- PROBLEM DESCRIPTION -
Every record must be repeated exactly; omit any pictures they contain.

-------------------------

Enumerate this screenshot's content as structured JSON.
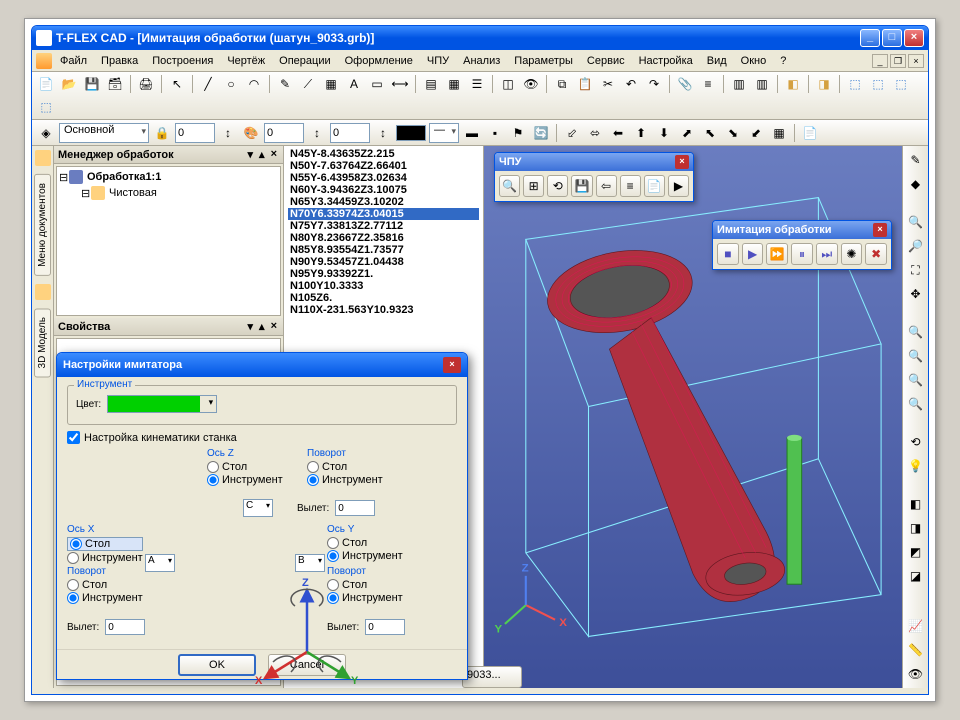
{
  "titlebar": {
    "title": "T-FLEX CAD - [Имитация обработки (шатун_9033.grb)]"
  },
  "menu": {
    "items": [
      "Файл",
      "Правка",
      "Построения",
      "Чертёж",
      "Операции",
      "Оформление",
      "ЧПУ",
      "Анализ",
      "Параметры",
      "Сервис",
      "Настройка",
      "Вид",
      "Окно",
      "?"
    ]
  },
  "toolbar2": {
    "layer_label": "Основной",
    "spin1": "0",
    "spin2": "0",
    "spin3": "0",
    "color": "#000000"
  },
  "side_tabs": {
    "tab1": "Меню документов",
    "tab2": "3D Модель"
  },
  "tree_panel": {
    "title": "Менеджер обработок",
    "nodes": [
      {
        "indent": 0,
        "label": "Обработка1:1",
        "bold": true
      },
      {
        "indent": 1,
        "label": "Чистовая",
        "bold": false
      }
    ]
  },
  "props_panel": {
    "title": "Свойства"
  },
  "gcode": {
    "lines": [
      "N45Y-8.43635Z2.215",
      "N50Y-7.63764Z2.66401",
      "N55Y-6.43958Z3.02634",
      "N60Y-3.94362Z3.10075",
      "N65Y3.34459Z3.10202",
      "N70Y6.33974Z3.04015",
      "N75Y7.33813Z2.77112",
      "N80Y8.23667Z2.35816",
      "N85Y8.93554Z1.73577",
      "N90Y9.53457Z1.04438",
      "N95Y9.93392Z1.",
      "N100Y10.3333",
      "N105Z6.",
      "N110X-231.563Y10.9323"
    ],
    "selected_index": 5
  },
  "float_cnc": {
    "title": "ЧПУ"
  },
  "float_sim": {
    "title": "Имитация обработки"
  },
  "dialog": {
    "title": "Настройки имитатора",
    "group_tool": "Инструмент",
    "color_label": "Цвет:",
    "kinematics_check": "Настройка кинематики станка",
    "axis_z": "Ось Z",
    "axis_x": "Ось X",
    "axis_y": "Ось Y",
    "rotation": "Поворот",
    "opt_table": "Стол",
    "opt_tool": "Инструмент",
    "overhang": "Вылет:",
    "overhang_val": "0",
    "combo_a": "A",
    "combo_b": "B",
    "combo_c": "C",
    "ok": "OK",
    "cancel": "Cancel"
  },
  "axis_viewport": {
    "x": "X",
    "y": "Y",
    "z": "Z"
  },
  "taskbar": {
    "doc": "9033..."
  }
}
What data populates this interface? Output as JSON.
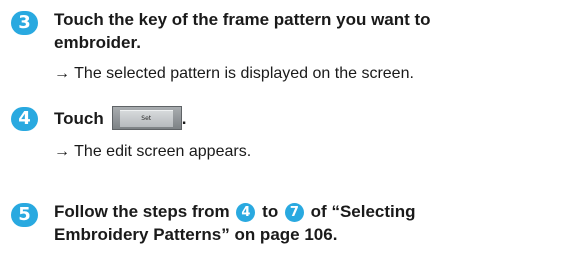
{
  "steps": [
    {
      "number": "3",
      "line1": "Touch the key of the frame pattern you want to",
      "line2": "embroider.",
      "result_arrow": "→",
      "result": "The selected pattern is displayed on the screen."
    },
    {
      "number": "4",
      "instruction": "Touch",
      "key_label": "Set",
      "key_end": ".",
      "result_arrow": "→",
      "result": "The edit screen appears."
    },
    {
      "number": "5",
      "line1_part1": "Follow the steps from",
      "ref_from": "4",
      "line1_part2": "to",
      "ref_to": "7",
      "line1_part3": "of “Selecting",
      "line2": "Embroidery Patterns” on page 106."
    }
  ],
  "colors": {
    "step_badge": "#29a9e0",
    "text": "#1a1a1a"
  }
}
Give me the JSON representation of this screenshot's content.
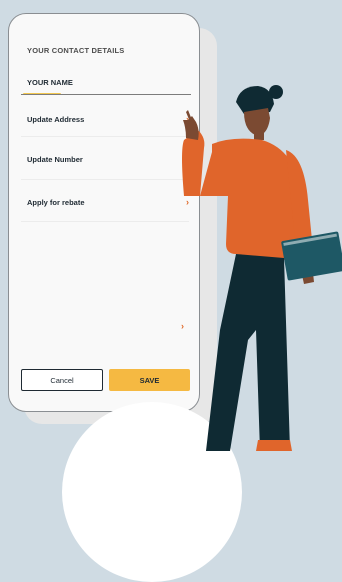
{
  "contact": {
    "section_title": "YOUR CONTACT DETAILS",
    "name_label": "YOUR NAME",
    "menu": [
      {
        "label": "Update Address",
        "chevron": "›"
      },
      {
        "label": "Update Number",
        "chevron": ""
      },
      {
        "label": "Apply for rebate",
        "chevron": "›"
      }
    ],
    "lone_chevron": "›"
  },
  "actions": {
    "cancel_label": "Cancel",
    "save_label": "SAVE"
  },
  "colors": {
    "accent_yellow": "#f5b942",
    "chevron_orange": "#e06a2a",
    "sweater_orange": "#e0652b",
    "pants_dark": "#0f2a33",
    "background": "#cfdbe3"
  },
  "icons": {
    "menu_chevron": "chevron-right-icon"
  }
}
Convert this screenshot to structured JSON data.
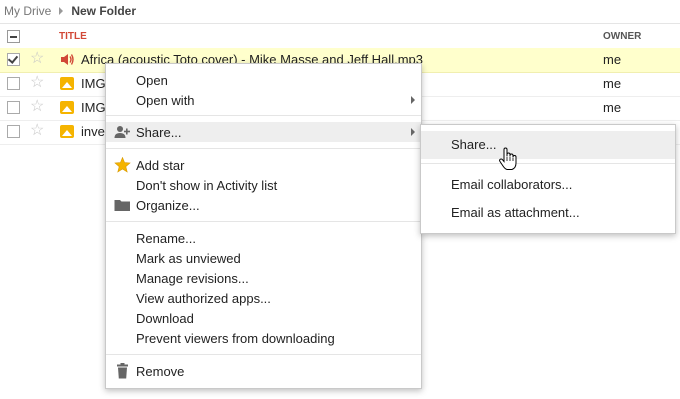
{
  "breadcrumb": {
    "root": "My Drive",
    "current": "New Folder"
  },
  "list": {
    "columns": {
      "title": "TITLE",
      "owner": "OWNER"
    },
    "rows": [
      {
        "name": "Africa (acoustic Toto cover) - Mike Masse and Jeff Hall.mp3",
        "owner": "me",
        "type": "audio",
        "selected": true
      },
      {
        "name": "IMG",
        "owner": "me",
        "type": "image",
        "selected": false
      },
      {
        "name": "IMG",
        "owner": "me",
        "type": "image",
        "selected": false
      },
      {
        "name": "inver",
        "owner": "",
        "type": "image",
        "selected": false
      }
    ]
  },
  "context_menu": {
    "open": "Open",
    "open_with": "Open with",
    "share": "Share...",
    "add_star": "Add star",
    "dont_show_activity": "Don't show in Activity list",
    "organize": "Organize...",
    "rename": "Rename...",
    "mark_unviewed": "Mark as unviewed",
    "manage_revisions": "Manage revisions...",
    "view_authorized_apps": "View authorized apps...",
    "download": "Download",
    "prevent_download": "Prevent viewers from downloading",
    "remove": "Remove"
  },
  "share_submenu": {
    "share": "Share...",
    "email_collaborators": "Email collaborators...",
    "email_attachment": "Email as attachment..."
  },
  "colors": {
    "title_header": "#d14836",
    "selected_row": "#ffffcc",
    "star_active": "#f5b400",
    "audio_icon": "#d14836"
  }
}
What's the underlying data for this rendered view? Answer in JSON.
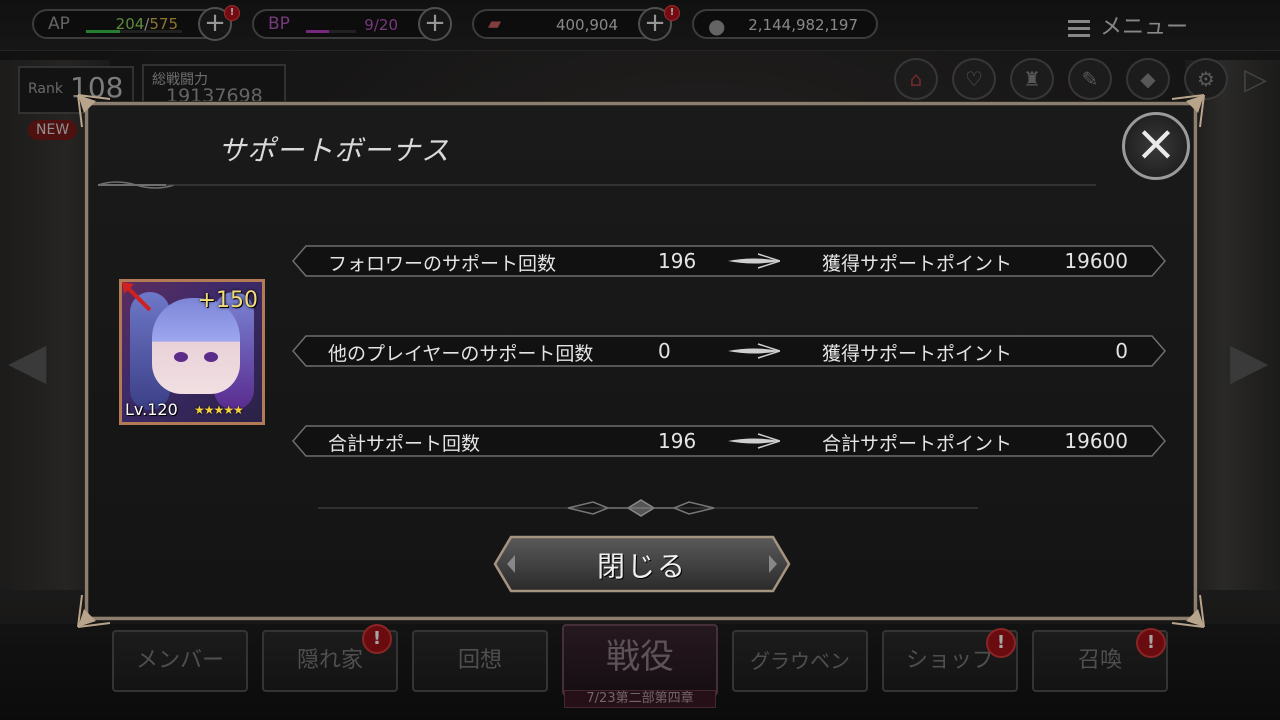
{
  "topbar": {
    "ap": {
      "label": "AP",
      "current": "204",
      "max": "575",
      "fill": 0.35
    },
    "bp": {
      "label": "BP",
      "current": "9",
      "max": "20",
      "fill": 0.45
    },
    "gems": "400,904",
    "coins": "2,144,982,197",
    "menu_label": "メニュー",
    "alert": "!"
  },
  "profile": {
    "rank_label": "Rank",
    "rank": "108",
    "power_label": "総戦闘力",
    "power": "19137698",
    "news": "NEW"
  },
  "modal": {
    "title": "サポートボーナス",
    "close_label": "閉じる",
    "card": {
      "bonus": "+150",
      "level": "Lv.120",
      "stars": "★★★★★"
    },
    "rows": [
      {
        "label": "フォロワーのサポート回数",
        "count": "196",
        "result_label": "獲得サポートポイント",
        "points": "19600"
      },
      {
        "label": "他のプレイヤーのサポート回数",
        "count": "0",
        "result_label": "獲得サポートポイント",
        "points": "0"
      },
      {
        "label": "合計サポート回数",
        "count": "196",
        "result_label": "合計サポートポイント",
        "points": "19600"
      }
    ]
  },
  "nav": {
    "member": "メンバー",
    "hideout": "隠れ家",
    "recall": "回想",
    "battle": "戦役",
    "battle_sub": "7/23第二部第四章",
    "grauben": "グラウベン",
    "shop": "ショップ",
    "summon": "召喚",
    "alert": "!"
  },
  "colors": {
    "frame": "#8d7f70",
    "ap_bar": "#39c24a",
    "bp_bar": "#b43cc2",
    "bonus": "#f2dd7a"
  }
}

-------------------------

- THE ANSWER -
Enumerate this screenshot's content as structured JSON.
{
  "titlebar": {
    "title": "T-FLEX CAD - [Имитация обработки (шатун_9033.grb)]"
  },
  "menu": {
    "items": [
      "Файл",
      "Правка",
      "Построения",
      "Чертёж",
      "Операции",
      "Оформление",
      "ЧПУ",
      "Анализ",
      "Параметры",
      "Сервис",
      "Настройка",
      "Вид",
      "Окно",
      "?"
    ]
  },
  "toolbar2": {
    "layer_label": "Основной",
    "spin1": "0",
    "spin2": "0",
    "spin3": "0",
    "color": "#000000"
  },
  "side_tabs": {
    "tab1": "Меню документов",
    "tab2": "3D Модель"
  },
  "tree_panel": {
    "title": "Менеджер обработок",
    "nodes": [
      {
        "indent": 0,
        "label": "Обработка1:1",
        "bold": true
      },
      {
        "indent": 1,
        "label": "Чистовая",
        "bold": false
      }
    ]
  },
  "props_panel": {
    "title": "Свойства"
  },
  "gcode": {
    "lines": [
      "N45Y-8.43635Z2.215",
      "N50Y-7.63764Z2.66401",
      "N55Y-6.43958Z3.02634",
      "N60Y-3.94362Z3.10075",
      "N65Y3.34459Z3.10202",
      "N70Y6.33974Z3.04015",
      "N75Y7.33813Z2.77112",
      "N80Y8.23667Z2.35816",
      "N85Y8.93554Z1.73577",
      "N90Y9.53457Z1.04438",
      "N95Y9.93392Z1.",
      "N100Y10.3333",
      "N105Z6.",
      "N110X-231.563Y10.9323"
    ],
    "selected_index": 5
  },
  "float_cnc": {
    "title": "ЧПУ"
  },
  "float_sim": {
    "title": "Имитация обработки"
  },
  "dialog": {
    "title": "Настройки имитатора",
    "group_tool": "Инструмент",
    "color_label": "Цвет:",
    "kinematics_check": "Настройка кинематики станка",
    "axis_z": "Ось Z",
    "axis_x": "Ось X",
    "axis_y": "Ось Y",
    "rotation": "Поворот",
    "opt_table": "Стол",
    "opt_tool": "Инструмент",
    "overhang": "Вылет:",
    "overhang_val": "0",
    "combo_a": "A",
    "combo_b": "B",
    "combo_c": "C",
    "ok": "OK",
    "cancel": "Cancel"
  },
  "axis_viewport": {
    "x": "X",
    "y": "Y",
    "z": "Z"
  },
  "taskbar": {
    "doc": "9033..."
  }
}
What data populates this interface? Output as JSON.
{
  "steps": [
    {
      "number": "3",
      "line1": "Touch the key of the frame pattern you want to",
      "line2": "embroider.",
      "result_arrow": "→",
      "result": "The selected pattern is displayed on the screen."
    },
    {
      "number": "4",
      "instruction": "Touch",
      "key_label": "Set",
      "key_end": ".",
      "result_arrow": "→",
      "result": "The edit screen appears."
    },
    {
      "number": "5",
      "line1_part1": "Follow the steps from",
      "ref_from": "4",
      "line1_part2": "to",
      "ref_to": "7",
      "line1_part3": "of “Selecting",
      "line2": "Embroidery Patterns” on page 106."
    }
  ],
  "colors": {
    "step_badge": "#29a9e0",
    "text": "#1a1a1a"
  }
}
Give me the JSON representation of this screenshot's content.
{
  "contact": {
    "section_title": "YOUR CONTACT DETAILS",
    "name_label": "YOUR NAME",
    "menu": [
      {
        "label": "Update Address",
        "chevron": "›"
      },
      {
        "label": "Update Number",
        "chevron": ""
      },
      {
        "label": "Apply for rebate",
        "chevron": "›"
      }
    ],
    "lone_chevron": "›"
  },
  "actions": {
    "cancel_label": "Cancel",
    "save_label": "SAVE"
  },
  "colors": {
    "accent_yellow": "#f5b942",
    "chevron_orange": "#e06a2a",
    "sweater_orange": "#e0652b",
    "pants_dark": "#0f2a33",
    "background": "#cfdbe3"
  },
  "icons": {
    "menu_chevron": "chevron-right-icon"
  }
}
Convert this screenshot to structured JSON data.
{
  "breadcrumb": {
    "root": "My Drive",
    "current": "New Folder"
  },
  "list": {
    "columns": {
      "title": "TITLE",
      "owner": "OWNER"
    },
    "rows": [
      {
        "name": "Africa (acoustic Toto cover) - Mike Masse and Jeff Hall.mp3",
        "owner": "me",
        "type": "audio",
        "selected": true
      },
      {
        "name": "IMG",
        "owner": "me",
        "type": "image",
        "selected": false
      },
      {
        "name": "IMG",
        "owner": "me",
        "type": "image",
        "selected": false
      },
      {
        "name": "inver",
        "owner": "",
        "type": "image",
        "selected": false
      }
    ]
  },
  "context_menu": {
    "open": "Open",
    "open_with": "Open with",
    "share": "Share...",
    "add_star": "Add star",
    "dont_show_activity": "Don't show in Activity list",
    "organize": "Organize...",
    "rename": "Rename...",
    "mark_unviewed": "Mark as unviewed",
    "manage_revisions": "Manage revisions...",
    "view_authorized_apps": "View authorized apps...",
    "download": "Download",
    "prevent_download": "Prevent viewers from downloading",
    "remove": "Remove"
  },
  "share_submenu": {
    "share": "Share...",
    "email_collaborators": "Email collaborators...",
    "email_attachment": "Email as attachment..."
  },
  "colors": {
    "title_header": "#d14836",
    "selected_row": "#ffffcc",
    "star_active": "#f5b400",
    "audio_icon": "#d14836"
  }
}
What's the underlying data for this rendered view? Answer in JSON.
{
  "topbar": {
    "ap": {
      "label": "AP",
      "current": "204",
      "max": "575",
      "fill": 0.35
    },
    "bp": {
      "label": "BP",
      "current": "9",
      "max": "20",
      "fill": 0.45
    },
    "gems": "400,904",
    "coins": "2,144,982,197",
    "menu_label": "メニュー",
    "alert": "!"
  },
  "profile": {
    "rank_label": "Rank",
    "rank": "108",
    "power_label": "総戦闘力",
    "power": "19137698",
    "news": "NEW"
  },
  "modal": {
    "title": "サポートボーナス",
    "close_label": "閉じる",
    "card": {
      "bonus": "+150",
      "level": "Lv.120",
      "stars": "★★★★★"
    },
    "rows": [
      {
        "label": "フォロワーのサポート回数",
        "count": "196",
        "result_label": "獲得サポートポイント",
        "points": "19600"
      },
      {
        "label": "他のプレイヤーのサポート回数",
        "count": "0",
        "result_label": "獲得サポートポイント",
        "points": "0"
      },
      {
        "label": "合計サポート回数",
        "count": "196",
        "result_label": "合計サポートポイント",
        "points": "19600"
      }
    ]
  },
  "nav": {
    "member": "メンバー",
    "hideout": "隠れ家",
    "recall": "回想",
    "battle": "戦役",
    "battle_sub": "7/23第二部第四章",
    "grauben": "グラウベン",
    "shop": "ショップ",
    "summon": "召喚",
    "alert": "!"
  },
  "colors": {
    "frame": "#8d7f70",
    "ap_bar": "#39c24a",
    "bp_bar": "#b43cc2",
    "bonus": "#f2dd7a"
  }
}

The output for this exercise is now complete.